- [BRIEF]:
Copy each line with the word "name" in it.

- [SUPPLIED INFORMATION]:
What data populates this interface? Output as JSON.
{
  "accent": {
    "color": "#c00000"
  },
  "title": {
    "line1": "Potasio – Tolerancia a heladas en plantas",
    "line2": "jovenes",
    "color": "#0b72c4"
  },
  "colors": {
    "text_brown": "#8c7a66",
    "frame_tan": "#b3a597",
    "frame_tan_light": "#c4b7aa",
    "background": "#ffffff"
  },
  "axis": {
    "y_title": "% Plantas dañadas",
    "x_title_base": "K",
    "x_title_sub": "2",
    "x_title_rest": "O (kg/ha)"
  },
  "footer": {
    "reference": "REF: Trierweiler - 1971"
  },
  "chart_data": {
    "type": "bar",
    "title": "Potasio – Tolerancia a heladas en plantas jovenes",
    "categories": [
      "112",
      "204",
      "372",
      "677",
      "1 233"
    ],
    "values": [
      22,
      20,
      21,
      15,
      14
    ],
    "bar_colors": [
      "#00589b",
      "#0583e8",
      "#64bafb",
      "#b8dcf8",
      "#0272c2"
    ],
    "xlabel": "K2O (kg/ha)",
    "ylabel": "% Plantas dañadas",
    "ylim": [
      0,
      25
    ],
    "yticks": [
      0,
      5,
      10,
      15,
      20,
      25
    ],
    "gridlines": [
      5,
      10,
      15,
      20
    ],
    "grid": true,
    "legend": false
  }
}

...

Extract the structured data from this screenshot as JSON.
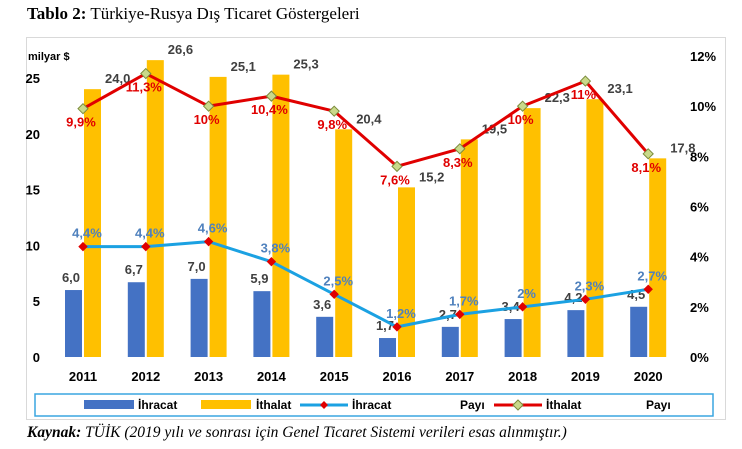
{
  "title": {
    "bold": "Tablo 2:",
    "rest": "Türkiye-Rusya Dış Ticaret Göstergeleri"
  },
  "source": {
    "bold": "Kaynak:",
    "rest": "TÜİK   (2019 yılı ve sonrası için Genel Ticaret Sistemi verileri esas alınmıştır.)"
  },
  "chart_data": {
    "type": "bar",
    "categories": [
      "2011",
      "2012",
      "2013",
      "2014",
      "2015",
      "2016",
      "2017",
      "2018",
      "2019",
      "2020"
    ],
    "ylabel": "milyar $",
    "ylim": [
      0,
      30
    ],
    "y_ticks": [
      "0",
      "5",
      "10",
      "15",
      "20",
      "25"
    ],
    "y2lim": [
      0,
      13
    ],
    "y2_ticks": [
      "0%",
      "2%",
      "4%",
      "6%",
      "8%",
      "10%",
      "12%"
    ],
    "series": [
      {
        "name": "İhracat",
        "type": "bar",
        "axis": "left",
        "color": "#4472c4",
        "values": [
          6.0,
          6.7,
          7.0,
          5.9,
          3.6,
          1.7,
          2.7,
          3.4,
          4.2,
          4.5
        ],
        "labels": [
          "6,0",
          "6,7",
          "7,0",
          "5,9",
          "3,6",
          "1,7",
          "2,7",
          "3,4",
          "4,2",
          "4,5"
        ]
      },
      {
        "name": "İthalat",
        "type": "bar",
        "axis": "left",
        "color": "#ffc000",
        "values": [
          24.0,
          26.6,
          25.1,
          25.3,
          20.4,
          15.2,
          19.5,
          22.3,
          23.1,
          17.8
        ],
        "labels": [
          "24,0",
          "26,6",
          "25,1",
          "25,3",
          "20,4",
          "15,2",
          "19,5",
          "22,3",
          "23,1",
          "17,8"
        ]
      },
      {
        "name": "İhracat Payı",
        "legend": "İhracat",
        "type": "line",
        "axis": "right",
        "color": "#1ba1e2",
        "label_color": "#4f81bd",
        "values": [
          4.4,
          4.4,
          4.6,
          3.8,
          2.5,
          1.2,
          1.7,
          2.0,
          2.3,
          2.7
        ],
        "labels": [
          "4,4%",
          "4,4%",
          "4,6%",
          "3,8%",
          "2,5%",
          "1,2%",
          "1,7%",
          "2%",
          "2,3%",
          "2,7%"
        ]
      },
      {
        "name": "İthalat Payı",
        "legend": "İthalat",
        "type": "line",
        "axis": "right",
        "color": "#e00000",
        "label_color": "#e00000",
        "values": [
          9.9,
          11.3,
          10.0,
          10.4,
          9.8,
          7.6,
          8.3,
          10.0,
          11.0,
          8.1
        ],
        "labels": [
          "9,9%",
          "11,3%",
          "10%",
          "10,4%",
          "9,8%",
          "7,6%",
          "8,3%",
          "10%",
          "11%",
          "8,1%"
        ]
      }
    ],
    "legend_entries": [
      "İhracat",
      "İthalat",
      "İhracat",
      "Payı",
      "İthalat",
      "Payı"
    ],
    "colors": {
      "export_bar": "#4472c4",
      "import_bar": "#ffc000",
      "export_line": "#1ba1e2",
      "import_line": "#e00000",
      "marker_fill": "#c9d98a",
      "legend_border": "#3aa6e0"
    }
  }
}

- [FINISHED EXERCISE]:
        "name": "İhracat",
        "name": "İthalat",
        "name": "İhracat Payı",
        "name": "İthalat Payı",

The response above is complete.